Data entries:
=======
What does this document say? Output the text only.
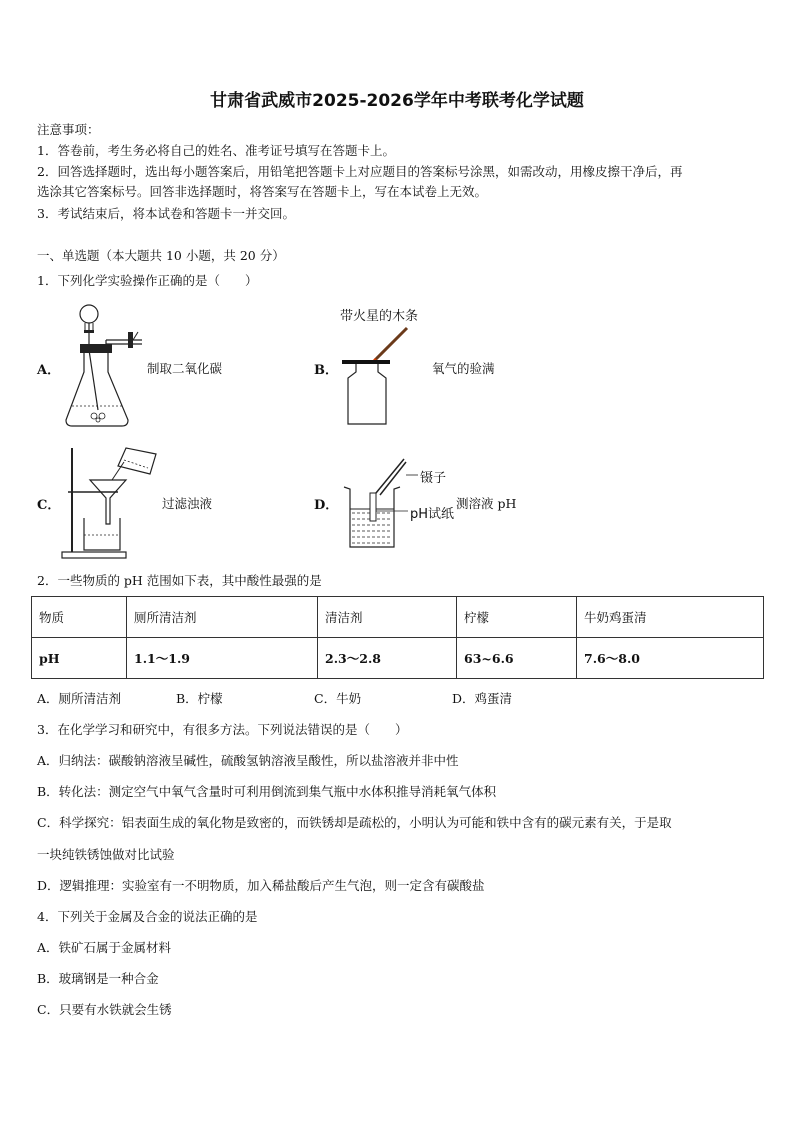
甘肃省武威市2025-2026学年中考联考化学试题
注意事项：
1．答卷前，考生务必将自己的姓名、准考证号填写在答题卡上。
2．回答选择题时，选出每小题答案后，用铅笔把答题卡上对应题目的答案标号涂黑，如需改动，用橡皮擦干净后，再
选涂其它答案标号。回答非选择题时，将答案写在答题卡上，写在本试卷上无效。
3．考试结束后，将本试卷和答题卡一并交回。
一、单选题（本大题共 10 小题，共 20 分）
1．下列化学实验操作正确的是（　　）
A．	制取二氧化碳	B．
带火星的木条
氧气的验满
C．	过滤浊液	D．
镊子
pH试纸
测溶液 pH
2．一些物质的 pH 范围如下表，其中酸性最强的是
物质	厕所清洁剂	清洁剂	柠檬	牛奶鸡蛋清
pH	1.1～1.9	2.3～2.8	63~6.6	7.6～8.0
A．厕所清洁剂	B．柠檬	C．牛奶	D．鸡蛋清
3．在化学学习和研究中，有很多方法。下列说法错误的是（　　）
A．归纳法：碳酸钠溶液呈碱性，硫酸氢钠溶液呈酸性，所以盐溶液并非中性
B．转化法：测定空气中氧气含量时可利用倒流到集气瓶中水体积推导消耗氧气体积
C．科学探究：铝表面生成的氧化物是致密的，而铁锈却是疏松的，小明认为可能和铁中含有的碳元素有关，于是取
一块纯铁锈蚀做对比试验
D．逻辑推理：实验室有一不明物质，加入稀盐酸后产生气泡，则一定含有碳酸盐
4．下列关于金属及合金的说法正确的是
A．铁矿石属于金属材料
B．玻璃钢是一种合金
C．只要有水铁就会生锈
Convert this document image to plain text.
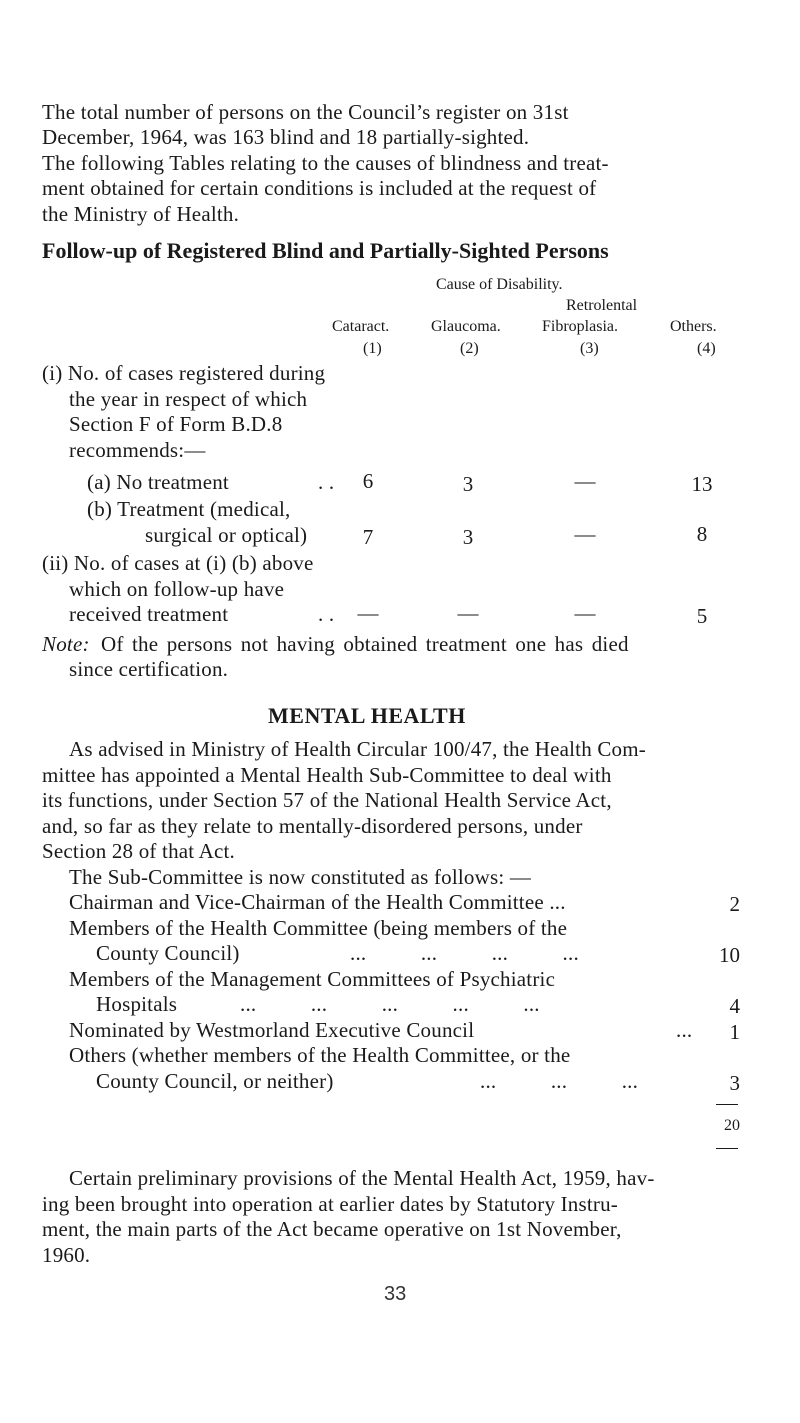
The total number of persons on the Council’s register on 31st
December, 1964, was 163 blind and 18 partially-sighted.
The following Tables relating to the causes of blindness and treat-
ment obtained for certain conditions is included at the request of
the Ministry of Health.
Follow-up of Registered Blind and Partially-Sighted Persons
Cause of Disability.
Retrolental
Cataract.	Glaucoma.	Fibroplasia.	Others.
(1)	(2)	(3)	(4)
(i) No. of cases registered during
the year in respect of which
Section F of Form B.D.8
recommends:—
(a) No treatment	. . 6	3	—	13
(b) Treatment (medical,
surgical or optical)	7	3	—	8
(ii) No. of cases at (i) (b) above
which on follow-up have
received treatment	. .	—	—	—	5
Note: Of the persons not having obtained treatment one has died
since certification.
MENTAL HEALTH
As advised in Ministry of Health Circular 100/47, the Health Com-
mittee has appointed a Mental Health Sub-Committee to deal with
its functions, under Section 57 of the National Health Service Act,
and, so far as they relate to mentally-disordered persons, under
Section 28 of that Act.
The Sub-Committee is now constituted as follows: —
Chairman and Vice-Chairman of the Health Committee ...	2
Members of the Health Committee (being members of the
County Council)	...          ...          ...          ...	10
Members of the Management Committees of Psychiatric
Hospitals	...          ...          ...          ...          ...	4
Nominated by Westmorland Executive Council	...	1
Others (whether members of the Health Committee, or the
County Council, or neither)	...          ...          ...	3
20
Certain preliminary provisions of the Mental Health Act, 1959, hav-
ing been brought into operation at earlier dates by Statutory Instru-
ment, the main parts of the Act became operative on 1st November,
1960.
33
=======
Quote all the lines above exactly as given. Do not include the pictures.

**Answer:**
What does this document say? Output the text only.
甘肃省武威市2025-2026学年中考联考化学试题
注意事项：
1．答卷前，考生务必将自己的姓名、准考证号填写在答题卡上。
2．回答选择题时，选出每小题答案后，用铅笔把答题卡上对应题目的答案标号涂黑，如需改动，用橡皮擦干净后，再
选涂其它答案标号。回答非选择题时，将答案写在答题卡上，写在本试卷上无效。
3．考试结束后，将本试卷和答题卡一并交回。
一、单选题（本大题共 10 小题，共 20 分）
1．下列化学实验操作正确的是（　　）
A．	制取二氧化碳	B．
带火星的木条
氧气的验满
C．	过滤浊液	D．
镊子
pH试纸
测溶液 pH
2．一些物质的 pH 范围如下表，其中酸性最强的是
物质	厕所清洁剂	清洁剂	柠檬	牛奶鸡蛋清
pH	1.1～1.9	2.3～2.8	63~6.6	7.6～8.0
A．厕所清洁剂	B．柠檬	C．牛奶	D．鸡蛋清
3．在化学学习和研究中，有很多方法。下列说法错误的是（　　）
A．归纳法：碳酸钠溶液呈碱性，硫酸氢钠溶液呈酸性，所以盐溶液并非中性
B．转化法：测定空气中氧气含量时可利用倒流到集气瓶中水体积推导消耗氧气体积
C．科学探究：铝表面生成的氧化物是致密的，而铁锈却是疏松的，小明认为可能和铁中含有的碳元素有关，于是取
一块纯铁锈蚀做对比试验
D．逻辑推理：实验室有一不明物质，加入稀盐酸后产生气泡，则一定含有碳酸盐
4．下列关于金属及合金的说法正确的是
A．铁矿石属于金属材料
B．玻璃钢是一种合金
C．只要有水铁就会生锈
Convert this document image to plain text.
The total number of persons on the Council’s register on 31st
December, 1964, was 163 blind and 18 partially-sighted.
The following Tables relating to the causes of blindness and treat-
ment obtained for certain conditions is included at the request of
the Ministry of Health.
Follow-up of Registered Blind and Partially-Sighted Persons
Cause of Disability.
Retrolental
Cataract.	Glaucoma.	Fibroplasia.	Others.
(1)	(2)	(3)	(4)
(i) No. of cases registered during
the year in respect of which
Section F of Form B.D.8
recommends:—
(a) No treatment	. . 6	3	—	13
(b) Treatment (medical,
surgical or optical)	7	3	—	8
(ii) No. of cases at (i) (b) above
which on follow-up have
received treatment	. .	—	—	—	5
Note: Of the persons not having obtained treatment one has died
since certification.
MENTAL HEALTH
As advised in Ministry of Health Circular 100/47, the Health Com-
mittee has appointed a Mental Health Sub-Committee to deal with
its functions, under Section 57 of the National Health Service Act,
and, so far as they relate to mentally-disordered persons, under
Section 28 of that Act.
The Sub-Committee is now constituted as follows: —
Chairman and Vice-Chairman of the Health Committee ...	2
Members of the Health Committee (being members of the
County Council)	...          ...          ...          ...	10
Members of the Management Committees of Psychiatric
Hospitals	...          ...          ...          ...          ...	4
Nominated by Westmorland Executive Council	...	1
Others (whether members of the Health Committee, or the
County Council, or neither)	...          ...          ...	3
20
Certain preliminary provisions of the Mental Health Act, 1959, hav-
ing been brought into operation at earlier dates by Statutory Instru-
ment, the main parts of the Act became operative on 1st November,
1960.
33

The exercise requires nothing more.